Wer organisiert laut dem folgenden Bericht über das Weihnachtsbaumverbrennen in Meitzendorf diese Veranstaltung seit Jahren?

§ **ZU LESENDER AUSZUG**
════

Meitzendorf (kkl) l Die Abfall- entsorgung hat wenig zu tun, sollen in Meitzendorf die Weihnachtsbäume abgeholt werden. Das nehmen die Bürger selbst in die Hand. Oder genauer: Das Weihnachtsbaumverbrennen wird seit Jahren vom Tischtennisverein organisiert. "Ich denke, es ist das elfte Mal, und wir werden auch in Zukunft daran festhalten", sagt Klaus-Dieter Balko, der Vorsitzende des Tischtennisvereins, "denn es ist eine brandheiße Gelegenheit, bei der die Meitzendorfer gern zusammenkommen".

Und dass es sich dabei um eine Tradition handelt, zeigte sich erneut am Dienstag. Fast magnetisch zog es Jung und Alt zum Festplatz. Klaus-Dieter Balko erinnerte sich noch gut an das erste Weihnachtsbaumverbrennen. "Ich hatte gelesen, dass anderenorts die Tradition lebt und fand die Idee zündend. Allerdings herrschte im Gegensatz zu heute damals frostiger Winter. Aber die Stimmung war dennoch ausgelassen", schwärmte der Vorsitzende des Tischtennisvereines, versicherte aber auch, dass die Begeisterung nie nachgelassen hat. "Im Gegenteil, diesmal waren es knapp 200 Bäume, die verbrannt wurden und fast so viele Meitzendorfer schauten dem hitzigen Treiben zu."

════

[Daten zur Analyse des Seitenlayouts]
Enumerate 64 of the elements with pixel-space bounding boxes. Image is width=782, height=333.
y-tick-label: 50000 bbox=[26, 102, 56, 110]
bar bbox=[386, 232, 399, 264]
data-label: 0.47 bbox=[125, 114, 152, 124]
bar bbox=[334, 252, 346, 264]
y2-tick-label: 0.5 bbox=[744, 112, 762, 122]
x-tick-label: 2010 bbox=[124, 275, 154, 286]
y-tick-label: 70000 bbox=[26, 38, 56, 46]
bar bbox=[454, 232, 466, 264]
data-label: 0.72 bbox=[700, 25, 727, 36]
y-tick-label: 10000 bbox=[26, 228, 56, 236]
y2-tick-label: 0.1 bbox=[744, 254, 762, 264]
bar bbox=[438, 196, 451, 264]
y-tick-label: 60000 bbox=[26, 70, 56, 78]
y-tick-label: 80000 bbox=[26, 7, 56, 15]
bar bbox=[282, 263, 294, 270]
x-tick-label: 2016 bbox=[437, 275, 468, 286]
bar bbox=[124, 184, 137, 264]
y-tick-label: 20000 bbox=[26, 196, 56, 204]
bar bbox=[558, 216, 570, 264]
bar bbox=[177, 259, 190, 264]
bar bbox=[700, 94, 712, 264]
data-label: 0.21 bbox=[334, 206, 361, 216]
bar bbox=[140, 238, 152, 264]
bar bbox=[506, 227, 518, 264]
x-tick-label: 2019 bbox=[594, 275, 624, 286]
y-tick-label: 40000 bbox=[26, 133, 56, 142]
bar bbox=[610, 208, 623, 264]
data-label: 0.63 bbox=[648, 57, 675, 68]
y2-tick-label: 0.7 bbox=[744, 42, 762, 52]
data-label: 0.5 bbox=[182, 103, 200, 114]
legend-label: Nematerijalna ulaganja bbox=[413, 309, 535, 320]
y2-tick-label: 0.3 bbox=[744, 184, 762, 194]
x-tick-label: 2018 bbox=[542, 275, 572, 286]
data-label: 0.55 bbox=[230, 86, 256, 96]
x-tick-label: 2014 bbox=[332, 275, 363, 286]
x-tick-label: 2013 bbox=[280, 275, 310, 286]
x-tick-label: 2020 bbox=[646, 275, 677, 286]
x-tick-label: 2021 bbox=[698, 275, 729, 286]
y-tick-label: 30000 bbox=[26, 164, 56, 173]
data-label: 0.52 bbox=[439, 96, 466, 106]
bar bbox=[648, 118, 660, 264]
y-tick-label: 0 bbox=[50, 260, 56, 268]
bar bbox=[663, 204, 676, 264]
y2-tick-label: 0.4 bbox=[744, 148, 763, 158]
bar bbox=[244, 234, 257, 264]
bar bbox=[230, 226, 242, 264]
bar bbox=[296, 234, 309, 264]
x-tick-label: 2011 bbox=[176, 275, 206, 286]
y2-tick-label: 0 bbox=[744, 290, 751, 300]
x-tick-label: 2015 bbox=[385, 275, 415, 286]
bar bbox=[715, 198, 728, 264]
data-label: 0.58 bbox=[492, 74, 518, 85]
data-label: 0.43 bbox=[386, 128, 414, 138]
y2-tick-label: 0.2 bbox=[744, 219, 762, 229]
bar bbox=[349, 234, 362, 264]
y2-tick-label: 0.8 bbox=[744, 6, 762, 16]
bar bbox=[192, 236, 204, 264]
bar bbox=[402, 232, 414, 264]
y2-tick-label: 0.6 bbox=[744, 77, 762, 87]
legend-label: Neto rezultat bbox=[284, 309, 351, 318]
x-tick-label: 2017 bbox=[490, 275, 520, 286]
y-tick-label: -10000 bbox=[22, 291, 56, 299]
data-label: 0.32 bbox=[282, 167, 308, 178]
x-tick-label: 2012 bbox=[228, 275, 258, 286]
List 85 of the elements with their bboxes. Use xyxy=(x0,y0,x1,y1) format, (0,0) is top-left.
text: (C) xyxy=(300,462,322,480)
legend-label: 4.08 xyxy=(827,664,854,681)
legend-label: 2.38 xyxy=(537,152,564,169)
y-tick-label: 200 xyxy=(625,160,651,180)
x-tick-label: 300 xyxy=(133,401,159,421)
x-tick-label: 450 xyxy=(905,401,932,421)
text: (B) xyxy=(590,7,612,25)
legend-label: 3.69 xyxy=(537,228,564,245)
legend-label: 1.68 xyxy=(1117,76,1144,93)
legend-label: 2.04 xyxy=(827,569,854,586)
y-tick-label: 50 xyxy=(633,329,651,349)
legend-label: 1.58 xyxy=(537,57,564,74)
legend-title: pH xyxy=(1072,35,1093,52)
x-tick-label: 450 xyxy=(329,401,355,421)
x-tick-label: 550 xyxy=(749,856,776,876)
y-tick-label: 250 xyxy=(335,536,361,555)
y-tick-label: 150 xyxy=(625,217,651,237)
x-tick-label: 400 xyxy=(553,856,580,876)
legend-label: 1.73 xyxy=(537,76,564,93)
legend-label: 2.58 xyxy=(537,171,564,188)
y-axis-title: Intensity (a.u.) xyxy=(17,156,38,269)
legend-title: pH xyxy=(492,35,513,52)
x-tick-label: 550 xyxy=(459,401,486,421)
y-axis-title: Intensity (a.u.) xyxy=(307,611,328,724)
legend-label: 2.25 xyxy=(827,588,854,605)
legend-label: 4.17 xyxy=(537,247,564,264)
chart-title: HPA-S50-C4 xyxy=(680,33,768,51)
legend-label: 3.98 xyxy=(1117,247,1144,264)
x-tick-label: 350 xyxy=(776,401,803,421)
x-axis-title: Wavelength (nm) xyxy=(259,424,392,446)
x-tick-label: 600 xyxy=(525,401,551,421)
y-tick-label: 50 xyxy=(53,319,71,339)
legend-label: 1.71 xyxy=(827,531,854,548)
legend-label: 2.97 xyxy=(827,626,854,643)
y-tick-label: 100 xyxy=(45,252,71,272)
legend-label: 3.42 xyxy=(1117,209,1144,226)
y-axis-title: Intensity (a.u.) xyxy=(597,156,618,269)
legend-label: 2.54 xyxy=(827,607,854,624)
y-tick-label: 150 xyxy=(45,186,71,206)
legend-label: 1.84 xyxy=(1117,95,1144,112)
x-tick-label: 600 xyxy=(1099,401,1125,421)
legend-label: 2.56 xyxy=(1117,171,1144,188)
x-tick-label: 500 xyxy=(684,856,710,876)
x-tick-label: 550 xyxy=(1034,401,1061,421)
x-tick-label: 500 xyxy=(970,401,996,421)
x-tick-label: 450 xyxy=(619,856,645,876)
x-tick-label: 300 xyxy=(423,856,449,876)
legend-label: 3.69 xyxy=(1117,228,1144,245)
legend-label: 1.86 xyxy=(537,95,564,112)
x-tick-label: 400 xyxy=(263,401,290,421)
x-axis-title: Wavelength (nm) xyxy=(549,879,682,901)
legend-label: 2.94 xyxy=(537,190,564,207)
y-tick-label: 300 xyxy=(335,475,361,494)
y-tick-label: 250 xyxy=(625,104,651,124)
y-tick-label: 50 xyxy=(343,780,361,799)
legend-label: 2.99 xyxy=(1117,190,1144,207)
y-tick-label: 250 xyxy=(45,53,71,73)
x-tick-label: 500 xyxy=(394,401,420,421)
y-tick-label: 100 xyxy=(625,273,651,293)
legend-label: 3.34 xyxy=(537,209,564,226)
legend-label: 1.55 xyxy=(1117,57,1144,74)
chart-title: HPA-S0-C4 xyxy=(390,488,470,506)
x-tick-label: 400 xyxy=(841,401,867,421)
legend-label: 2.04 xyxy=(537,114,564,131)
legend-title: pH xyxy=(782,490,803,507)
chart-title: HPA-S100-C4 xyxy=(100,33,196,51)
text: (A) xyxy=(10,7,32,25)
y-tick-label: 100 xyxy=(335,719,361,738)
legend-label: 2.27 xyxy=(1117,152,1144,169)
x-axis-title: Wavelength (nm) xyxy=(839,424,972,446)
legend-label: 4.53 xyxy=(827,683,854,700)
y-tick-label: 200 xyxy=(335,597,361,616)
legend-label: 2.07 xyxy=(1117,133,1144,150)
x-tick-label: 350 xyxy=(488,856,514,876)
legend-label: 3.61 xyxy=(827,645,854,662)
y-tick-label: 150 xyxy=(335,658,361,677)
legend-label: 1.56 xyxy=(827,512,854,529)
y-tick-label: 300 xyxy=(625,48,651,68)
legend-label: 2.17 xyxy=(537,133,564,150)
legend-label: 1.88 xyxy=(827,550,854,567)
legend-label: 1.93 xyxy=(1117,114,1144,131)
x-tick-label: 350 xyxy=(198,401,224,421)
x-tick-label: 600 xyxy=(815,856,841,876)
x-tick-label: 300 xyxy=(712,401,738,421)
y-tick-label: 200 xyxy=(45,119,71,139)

════

§ **SCHRIFTLICHE ANTWORT**
Der Tischtennisverein.